### Problem statement:
Output the records. Match them exactly.

### Provided data:

* Begin *

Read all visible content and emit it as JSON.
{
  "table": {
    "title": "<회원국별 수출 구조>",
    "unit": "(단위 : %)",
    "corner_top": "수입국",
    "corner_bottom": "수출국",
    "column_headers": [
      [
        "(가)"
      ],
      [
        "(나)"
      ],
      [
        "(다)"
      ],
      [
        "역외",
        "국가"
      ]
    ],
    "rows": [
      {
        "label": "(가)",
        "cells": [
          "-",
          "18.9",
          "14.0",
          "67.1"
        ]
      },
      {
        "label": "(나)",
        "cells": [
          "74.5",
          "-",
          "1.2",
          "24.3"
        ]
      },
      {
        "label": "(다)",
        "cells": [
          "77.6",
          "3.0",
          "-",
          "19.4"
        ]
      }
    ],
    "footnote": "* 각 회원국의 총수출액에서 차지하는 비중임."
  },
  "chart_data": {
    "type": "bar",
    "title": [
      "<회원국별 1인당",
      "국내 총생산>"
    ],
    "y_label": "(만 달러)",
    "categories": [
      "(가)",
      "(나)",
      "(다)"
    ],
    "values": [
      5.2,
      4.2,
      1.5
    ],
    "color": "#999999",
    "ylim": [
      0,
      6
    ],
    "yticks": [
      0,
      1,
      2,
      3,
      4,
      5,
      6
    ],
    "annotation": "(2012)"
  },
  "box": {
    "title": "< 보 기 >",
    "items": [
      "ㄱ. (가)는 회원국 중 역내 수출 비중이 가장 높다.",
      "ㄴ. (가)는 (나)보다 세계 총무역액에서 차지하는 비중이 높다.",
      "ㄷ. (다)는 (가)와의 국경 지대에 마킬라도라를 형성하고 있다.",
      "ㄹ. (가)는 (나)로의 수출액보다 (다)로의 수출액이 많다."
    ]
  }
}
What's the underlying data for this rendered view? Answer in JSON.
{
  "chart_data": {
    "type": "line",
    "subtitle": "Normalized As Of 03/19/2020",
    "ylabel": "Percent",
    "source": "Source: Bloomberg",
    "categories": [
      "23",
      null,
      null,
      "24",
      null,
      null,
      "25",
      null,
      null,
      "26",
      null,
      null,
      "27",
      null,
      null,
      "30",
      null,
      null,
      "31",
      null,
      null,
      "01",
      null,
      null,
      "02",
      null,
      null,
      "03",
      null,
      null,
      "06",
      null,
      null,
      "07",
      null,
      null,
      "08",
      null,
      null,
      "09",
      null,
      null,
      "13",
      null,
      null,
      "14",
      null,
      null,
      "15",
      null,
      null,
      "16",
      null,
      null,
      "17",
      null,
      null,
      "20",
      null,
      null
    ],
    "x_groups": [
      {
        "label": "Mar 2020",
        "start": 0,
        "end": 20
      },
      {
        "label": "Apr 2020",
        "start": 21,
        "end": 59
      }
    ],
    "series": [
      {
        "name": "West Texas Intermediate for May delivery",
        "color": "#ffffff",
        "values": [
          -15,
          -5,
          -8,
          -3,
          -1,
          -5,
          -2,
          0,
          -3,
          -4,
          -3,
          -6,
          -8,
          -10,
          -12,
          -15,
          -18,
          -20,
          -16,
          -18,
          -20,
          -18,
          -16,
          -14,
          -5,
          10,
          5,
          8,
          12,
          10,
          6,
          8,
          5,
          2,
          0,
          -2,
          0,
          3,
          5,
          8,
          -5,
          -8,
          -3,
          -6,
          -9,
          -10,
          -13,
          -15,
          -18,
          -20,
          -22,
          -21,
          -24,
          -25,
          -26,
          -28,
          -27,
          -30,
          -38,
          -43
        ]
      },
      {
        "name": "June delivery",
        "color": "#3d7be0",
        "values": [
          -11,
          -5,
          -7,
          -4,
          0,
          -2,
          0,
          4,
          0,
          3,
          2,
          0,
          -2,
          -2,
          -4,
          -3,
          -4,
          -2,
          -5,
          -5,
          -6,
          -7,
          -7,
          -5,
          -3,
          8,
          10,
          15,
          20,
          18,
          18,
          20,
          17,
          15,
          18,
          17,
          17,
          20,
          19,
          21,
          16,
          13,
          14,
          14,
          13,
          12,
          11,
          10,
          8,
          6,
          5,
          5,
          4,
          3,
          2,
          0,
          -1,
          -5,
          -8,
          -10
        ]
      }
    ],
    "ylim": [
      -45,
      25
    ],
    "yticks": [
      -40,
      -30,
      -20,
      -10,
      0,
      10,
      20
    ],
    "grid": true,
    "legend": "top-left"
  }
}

* End *

### The output:
Read all visible content and emit it as JSON.
{
  "table": {
    "title": "<회원국별 수출 구조>",
    "unit": "(단위 : %)",
    "corner_top": "수입국",
    "corner_bottom": "수출국",
    "column_headers": [
      [
        "(가)"
      ],
      [
        "(나)"
      ],
      [
        "(다)"
      ],
      [
        "역외",
        "국가"
      ]
    ],
    "rows": [
      {
        "label": "(가)",
        "cells": [
          "-",
          "18.9",
          "14.0",
          "67.1"
        ]
      },
      {
        "label": "(나)",
        "cells": [
          "74.5",
          "-",
          "1.2",
          "24.3"
        ]
      },
      {
        "label": "(다)",
        "cells": [
          "77.6",
          "3.0",
          "-",
          "19.4"
        ]
      }
    ],
    "footnote": "* 각 회원국의 총수출액에서 차지하는 비중임."
  },
  "chart_data": {
    "type": "bar",
    "title": [
      "<회원국별 1인당",
      "국내 총생산>"
    ],
    "y_label": "(만 달러)",
    "categories": [
      "(가)",
      "(나)",
      "(다)"
    ],
    "values": [
      5.2,
      4.2,
      1.5
    ],
    "color": "#999999",
    "ylim": [
      0,
      6
    ],
    "yticks": [
      0,
      1,
      2,
      3,
      4,
      5,
      6
    ],
    "annotation": "(2012)"
  },
  "box": {
    "title": "< 보 기 >",
    "items": [
      "ㄱ. (가)는 회원국 중 역내 수출 비중이 가장 높다.",
      "ㄴ. (가)는 (나)보다 세계 총무역액에서 차지하는 비중이 높다.",
      "ㄷ. (다)는 (가)와의 국경 지대에 마킬라도라를 형성하고 있다.",
      "ㄹ. (가)는 (나)로의 수출액보다 (다)로의 수출액이 많다."
    ]
  }
}
What's the underlying data for this rendered view? Answer in JSON.
{
  "chart_data": {
    "type": "line",
    "subtitle": "Normalized As Of 03/19/2020",
    "ylabel": "Percent",
    "source": "Source: Bloomberg",
    "categories": [
      "23",
      null,
      null,
      "24",
      null,
      null,
      "25",
      null,
      null,
      "26",
      null,
      null,
      "27",
      null,
      null,
      "30",
      null,
      null,
      "31",
      null,
      null,
      "01",
      null,
      null,
      "02",
      null,
      null,
      "03",
      null,
      null,
      "06",
      null,
      null,
      "07",
      null,
      null,
      "08",
      null,
      null,
      "09",
      null,
      null,
      "13",
      null,
      null,
      "14",
      null,
      null,
      "15",
      null,
      null,
      "16",
      null,
      null,
      "17",
      null,
      null,
      "20",
      null,
      null
    ],
    "x_groups": [
      {
        "label": "Mar 2020",
        "start": 0,
        "end": 20
      },
      {
        "label": "Apr 2020",
        "start": 21,
        "end": 59
      }
    ],
    "series": [
      {
        "name": "West Texas Intermediate for May delivery",
        "color": "#ffffff",
        "values": [
          -15,
          -5,
          -8,
          -3,
          -1,
          -5,
          -2,
          0,
          -3,
          -4,
          -3,
          -6,
          -8,
          -10,
          -12,
          -15,
          -18,
          -20,
          -16,
          -18,
          -20,
          -18,
          -16,
          -14,
          -5,
          10,
          5,
          8,
          12,
          10,
          6,
          8,
          5,
          2,
          0,
          -2,
          0,
          3,
          5,
          8,
          -5,
          -8,
          -3,
          -6,
          -9,
          -10,
          -13,
          -15,
          -18,
          -20,
          -22,
          -21,
          -24,
          -25,
          -26,
          -28,
          -27,
          -30,
          -38,
          -43
        ]
      },
      {
        "name": "June delivery",
        "color": "#3d7be0",
        "values": [
          -11,
          -5,
          -7,
          -4,
          0,
          -2,
          0,
          4,
          0,
          3,
          2,
          0,
          -2,
          -2,
          -4,
          -3,
          -4,
          -2,
          -5,
          -5,
          -6,
          -7,
          -7,
          -5,
          -3,
          8,
          10,
          15,
          20,
          18,
          18,
          20,
          17,
          15,
          18,
          17,
          17,
          20,
          19,
          21,
          16,
          13,
          14,
          14,
          13,
          12,
          11,
          10,
          8,
          6,
          5,
          5,
          4,
          3,
          2,
          0,
          -1,
          -5,
          -8,
          -10
        ]
      }
    ],
    "ylim": [
      -45,
      25
    ],
    "yticks": [
      -40,
      -30,
      -20,
      -10,
      0,
      10,
      20
    ],
    "grid": true,
    "legend": "top-left"
  }
}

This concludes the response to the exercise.